2013-05-20 Thread Alexey Kardashevskiy
This allows the host kernel to handle H_PUT_TCE, H_PUT_TCE_INDIRECT
and H_STUFF_TCE requests without passing them to QEMU, which should
save time on switching to QEMU and back.

Both real and virtual modes are supported - whenever the kernel
fails to handle TCE request, it passes it to the virtual mode.
If it the virtual mode handlers fail, then the request is passed
to the user mode, for example, to QEMU.

This adds a new KVM_CAP_SPAPR_TCE_IOMMU ioctl to asssociate
a virtual PCI bus ID (LIOBN) with an IOMMU group, which enables
in-kernel handling of IOMMU map/unmap.

Tests show that this patch increases transmission speed from 220MB/s
to 750..1020MB/s on 10Gb network (Chelsea CXGB3 10Gb ethernet card).

— EXERCISE —
Answer these questions about the patch description:
1. Which three request types can the host kernel handle without passing them to QEMU?
2. What does the new KVM_CAP_SPAPR_TCE_IOMMU ioctl link a virtual PCI bus ID (LIOBN) with?
3. According to the tests, what was the transmission speed before the patch?
Answer from the patch description alone.

— GIVEN DATA —
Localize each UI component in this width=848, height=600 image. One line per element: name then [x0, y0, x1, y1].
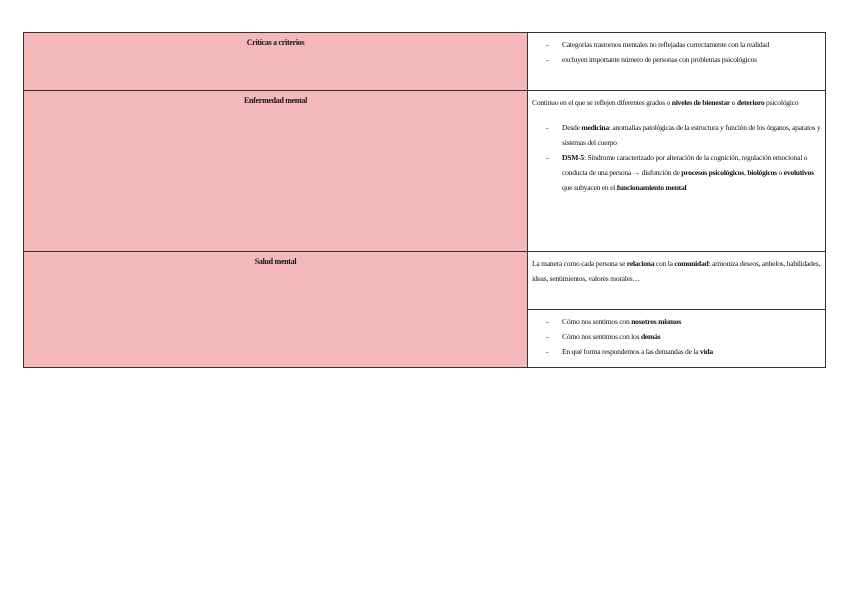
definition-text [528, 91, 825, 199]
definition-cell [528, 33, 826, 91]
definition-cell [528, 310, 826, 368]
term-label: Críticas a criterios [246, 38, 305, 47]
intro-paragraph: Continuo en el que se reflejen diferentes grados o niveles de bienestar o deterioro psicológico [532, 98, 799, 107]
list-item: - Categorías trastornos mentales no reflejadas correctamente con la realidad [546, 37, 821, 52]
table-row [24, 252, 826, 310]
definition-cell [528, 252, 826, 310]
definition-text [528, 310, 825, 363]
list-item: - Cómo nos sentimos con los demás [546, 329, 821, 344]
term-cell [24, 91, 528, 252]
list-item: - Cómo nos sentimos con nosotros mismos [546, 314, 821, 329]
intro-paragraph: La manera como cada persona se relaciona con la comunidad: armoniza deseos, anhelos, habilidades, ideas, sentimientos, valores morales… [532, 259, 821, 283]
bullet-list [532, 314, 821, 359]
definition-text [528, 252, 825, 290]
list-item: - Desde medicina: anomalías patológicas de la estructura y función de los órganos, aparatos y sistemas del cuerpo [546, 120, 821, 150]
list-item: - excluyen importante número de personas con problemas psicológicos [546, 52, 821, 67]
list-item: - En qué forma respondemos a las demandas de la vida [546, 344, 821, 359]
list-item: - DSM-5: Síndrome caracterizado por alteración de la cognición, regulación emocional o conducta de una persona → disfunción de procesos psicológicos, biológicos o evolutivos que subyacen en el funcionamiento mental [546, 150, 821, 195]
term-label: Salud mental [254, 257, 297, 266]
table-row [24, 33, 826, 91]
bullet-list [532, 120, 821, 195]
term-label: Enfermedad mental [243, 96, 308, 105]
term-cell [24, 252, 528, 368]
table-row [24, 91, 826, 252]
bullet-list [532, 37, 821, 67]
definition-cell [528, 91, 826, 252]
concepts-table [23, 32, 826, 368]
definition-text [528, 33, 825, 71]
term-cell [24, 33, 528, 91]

--

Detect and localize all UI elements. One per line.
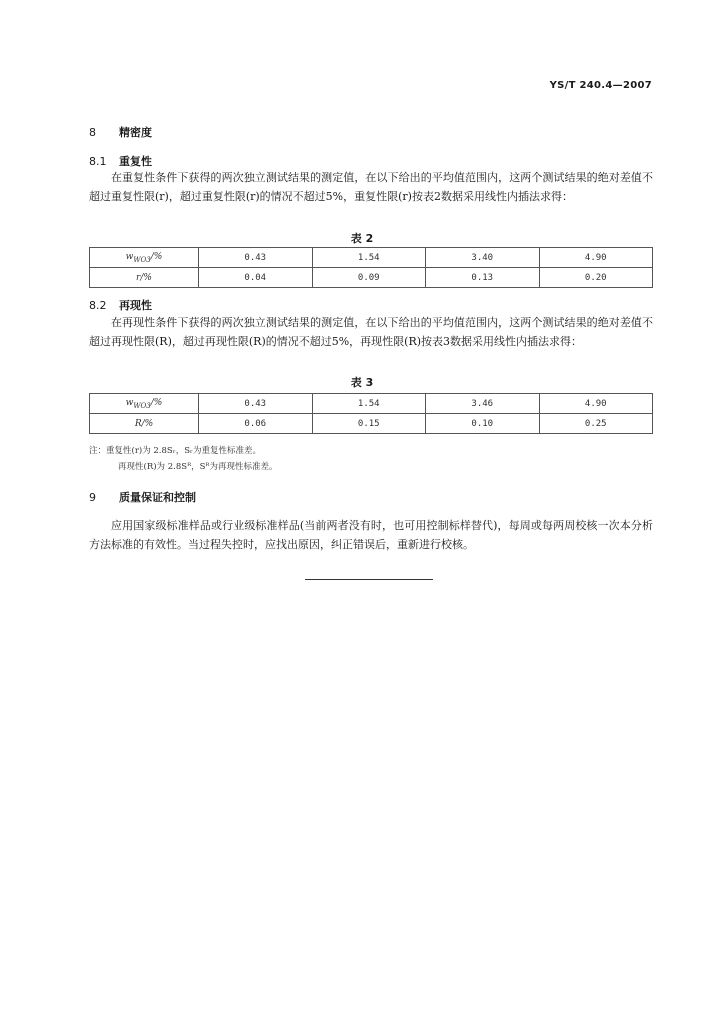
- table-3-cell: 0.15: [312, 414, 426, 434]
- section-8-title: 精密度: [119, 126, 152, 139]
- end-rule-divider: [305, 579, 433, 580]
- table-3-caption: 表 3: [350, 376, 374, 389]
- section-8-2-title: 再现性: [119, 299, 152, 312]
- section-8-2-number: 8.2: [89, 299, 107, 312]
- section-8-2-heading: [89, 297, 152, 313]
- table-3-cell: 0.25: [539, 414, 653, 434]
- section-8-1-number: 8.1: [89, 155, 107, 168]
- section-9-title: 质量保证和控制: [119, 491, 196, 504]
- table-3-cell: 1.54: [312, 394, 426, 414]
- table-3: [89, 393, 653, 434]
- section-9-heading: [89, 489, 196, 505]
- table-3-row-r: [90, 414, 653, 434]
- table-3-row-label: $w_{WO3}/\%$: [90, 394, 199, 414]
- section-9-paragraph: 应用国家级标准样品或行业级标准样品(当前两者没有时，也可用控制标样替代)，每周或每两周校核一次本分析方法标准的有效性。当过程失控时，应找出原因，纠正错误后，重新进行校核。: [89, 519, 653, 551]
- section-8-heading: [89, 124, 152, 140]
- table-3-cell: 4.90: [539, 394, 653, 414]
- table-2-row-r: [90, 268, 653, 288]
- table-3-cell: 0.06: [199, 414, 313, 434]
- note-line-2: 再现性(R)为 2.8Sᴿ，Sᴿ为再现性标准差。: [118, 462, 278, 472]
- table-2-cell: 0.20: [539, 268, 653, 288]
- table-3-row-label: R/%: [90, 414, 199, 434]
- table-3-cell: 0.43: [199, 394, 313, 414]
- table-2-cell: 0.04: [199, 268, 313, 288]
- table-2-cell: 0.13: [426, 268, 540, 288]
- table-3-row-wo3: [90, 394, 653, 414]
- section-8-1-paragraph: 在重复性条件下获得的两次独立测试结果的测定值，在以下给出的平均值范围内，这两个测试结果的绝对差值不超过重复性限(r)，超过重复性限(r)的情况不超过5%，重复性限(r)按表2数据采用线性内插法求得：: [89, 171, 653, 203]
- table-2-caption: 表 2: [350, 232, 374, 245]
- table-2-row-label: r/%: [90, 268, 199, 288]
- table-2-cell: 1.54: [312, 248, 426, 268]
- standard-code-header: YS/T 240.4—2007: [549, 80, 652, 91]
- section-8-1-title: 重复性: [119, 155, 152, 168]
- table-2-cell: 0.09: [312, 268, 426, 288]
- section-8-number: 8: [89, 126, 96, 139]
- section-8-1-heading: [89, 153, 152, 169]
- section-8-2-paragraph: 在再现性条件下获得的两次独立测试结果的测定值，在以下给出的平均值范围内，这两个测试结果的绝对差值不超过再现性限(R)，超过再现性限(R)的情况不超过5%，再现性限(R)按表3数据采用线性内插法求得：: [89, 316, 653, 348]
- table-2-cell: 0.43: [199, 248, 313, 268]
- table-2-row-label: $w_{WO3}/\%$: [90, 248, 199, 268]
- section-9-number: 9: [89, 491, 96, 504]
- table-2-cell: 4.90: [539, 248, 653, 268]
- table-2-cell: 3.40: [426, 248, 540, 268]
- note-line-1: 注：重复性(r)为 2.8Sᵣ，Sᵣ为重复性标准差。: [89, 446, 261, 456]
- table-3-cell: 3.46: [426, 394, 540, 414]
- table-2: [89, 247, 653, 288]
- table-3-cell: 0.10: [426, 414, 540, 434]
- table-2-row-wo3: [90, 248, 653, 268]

==

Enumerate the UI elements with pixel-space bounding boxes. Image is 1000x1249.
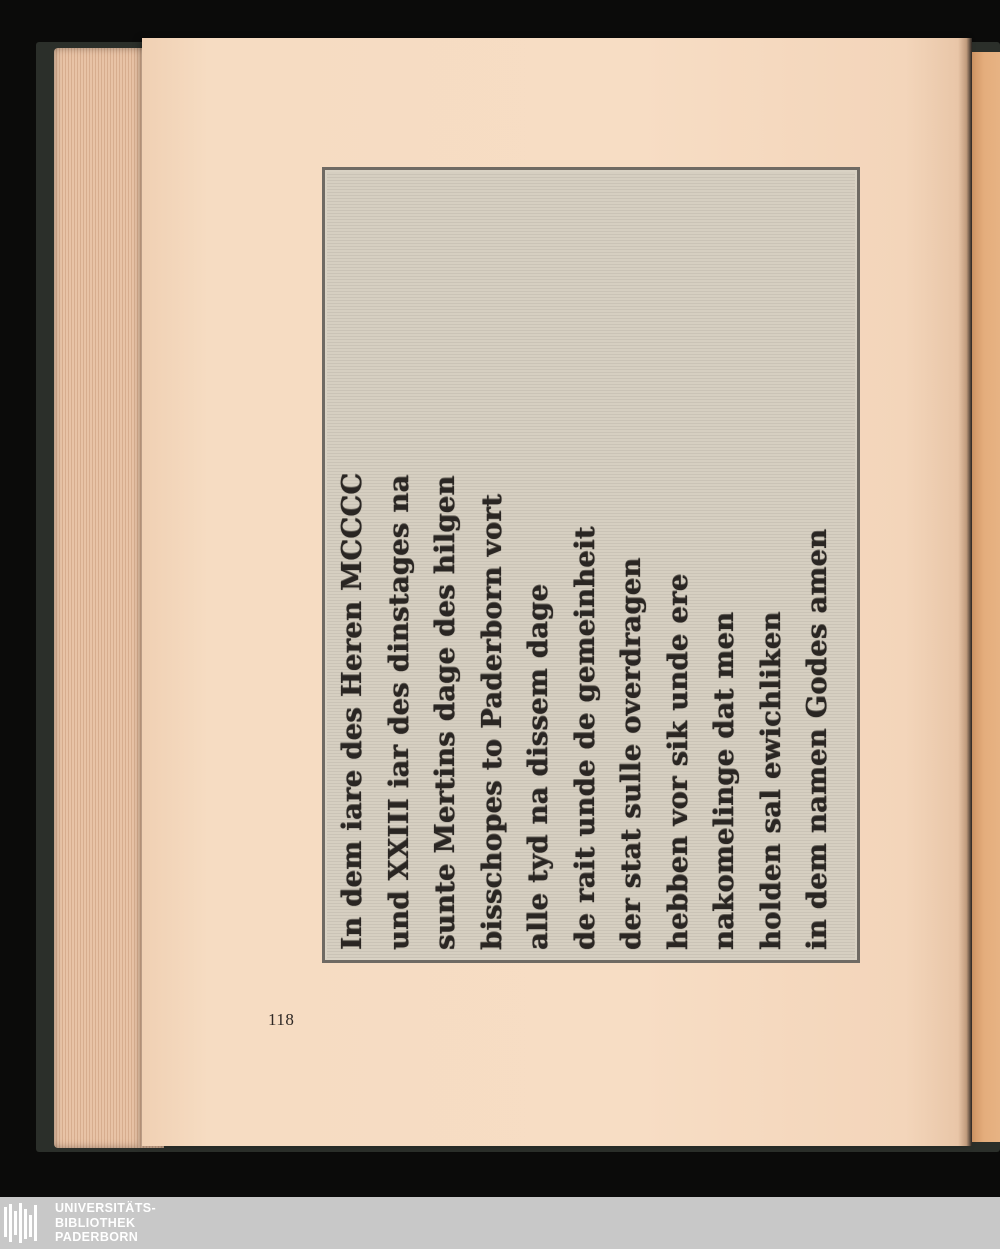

— FINISHED TASK —
1. H_PUT_TCE, H_PUT_TCE_INDIRECT and H_STUFF_TCE.
2. An IOMMU group.
3. 220MB/s.